* **Problem details**
Retype the listing that follows, word for word.
───── Data to process
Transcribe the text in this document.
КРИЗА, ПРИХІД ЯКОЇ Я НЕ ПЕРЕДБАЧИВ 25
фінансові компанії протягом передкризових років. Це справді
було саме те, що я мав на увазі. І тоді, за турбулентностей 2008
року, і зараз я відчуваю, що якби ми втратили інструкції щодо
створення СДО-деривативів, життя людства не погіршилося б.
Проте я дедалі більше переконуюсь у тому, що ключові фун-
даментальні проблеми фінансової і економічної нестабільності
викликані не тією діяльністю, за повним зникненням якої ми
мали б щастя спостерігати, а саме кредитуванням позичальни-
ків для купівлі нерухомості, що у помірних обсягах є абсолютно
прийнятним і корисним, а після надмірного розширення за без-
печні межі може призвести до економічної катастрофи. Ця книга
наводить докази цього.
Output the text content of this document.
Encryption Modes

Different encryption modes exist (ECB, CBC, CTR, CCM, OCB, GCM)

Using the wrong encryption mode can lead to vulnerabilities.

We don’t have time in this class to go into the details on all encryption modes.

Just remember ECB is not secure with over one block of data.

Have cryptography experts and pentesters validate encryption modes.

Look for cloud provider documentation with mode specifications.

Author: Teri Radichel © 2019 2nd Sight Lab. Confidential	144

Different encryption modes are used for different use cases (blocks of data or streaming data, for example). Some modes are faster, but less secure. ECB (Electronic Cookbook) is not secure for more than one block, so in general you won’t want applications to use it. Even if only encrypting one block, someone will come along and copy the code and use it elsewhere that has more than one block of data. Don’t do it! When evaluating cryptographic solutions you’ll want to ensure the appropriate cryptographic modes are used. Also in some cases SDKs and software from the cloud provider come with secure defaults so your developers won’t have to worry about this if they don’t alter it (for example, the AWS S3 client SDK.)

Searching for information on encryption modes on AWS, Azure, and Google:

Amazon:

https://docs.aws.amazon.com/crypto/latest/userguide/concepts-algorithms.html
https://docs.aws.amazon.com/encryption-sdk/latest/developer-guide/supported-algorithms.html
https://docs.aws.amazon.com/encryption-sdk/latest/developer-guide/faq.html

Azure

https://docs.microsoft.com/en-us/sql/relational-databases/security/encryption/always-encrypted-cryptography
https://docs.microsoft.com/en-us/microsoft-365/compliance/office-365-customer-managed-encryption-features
──────────
* **Complete answer**
Transcribe the text in this document.
КРИЗА, ПРИХІД ЯКОЇ Я НЕ ПЕРЕДБАЧИВ 25
фінансові компанії протягом передкризових років. Це справді
було саме те, що я мав на увазі. І тоді, за турбулентностей 2008
року, і зараз я відчуваю, що якби ми втратили інструкції щодо
створення СДО-деривативів, життя людства не погіршилося б.
Проте я дедалі більше переконуюсь у тому, що ключові фун-
даментальні проблеми фінансової і економічної нестабільності
викликані не тією діяльністю, за повним зникненням якої ми
мали б щастя спостерігати, а саме кредитуванням позичальни-
ків для купівлі нерухомості, що у помірних обсягах є абсолютно
прийнятним і корисним, а після надмірного розширення за без-
печні межі може призвести до економічної катастрофи. Ця книга
наводить докази цього.
Output the text content of this document.
Encryption Modes

Different encryption modes exist (ECB, CBC, CTR, CCM, OCB, GCM)

Using the wrong encryption mode can lead to vulnerabilities.

We don’t have time in this class to go into the details on all encryption modes.

Just remember ECB is not secure with over one block of data.

Have cryptography experts and pentesters validate encryption modes.

Look for cloud provider documentation with mode specifications.

Author: Teri Radichel © 2019 2nd Sight Lab. Confidential	144

Different encryption modes are used for different use cases (blocks of data or streaming data, for example). Some modes are faster, but less secure. ECB (Electronic Cookbook) is not secure for more than one block, so in general you won’t want applications to use it. Even if only encrypting one block, someone will come along and copy the code and use it elsewhere that has more than one block of data. Don’t do it! When evaluating cryptographic solutions you’ll want to ensure the appropriate cryptographic modes are used. Also in some cases SDKs and software from the cloud provider come with secure defaults so your developers won’t have to worry about this if they don’t alter it (for example, the AWS S3 client SDK.)

Searching for information on encryption modes on AWS, Azure, and Google:

Amazon:

https://docs.aws.amazon.com/crypto/latest/userguide/concepts-algorithms.html
https://docs.aws.amazon.com/encryption-sdk/latest/developer-guide/supported-algorithms.html
https://docs.aws.amazon.com/encryption-sdk/latest/developer-guide/faq.html

Azure

https://docs.microsoft.com/en-us/sql/relational-databases/security/encryption/always-encrypted-cryptography
https://docs.microsoft.com/en-us/microsoft-365/compliance/office-365-customer-managed-encryption-features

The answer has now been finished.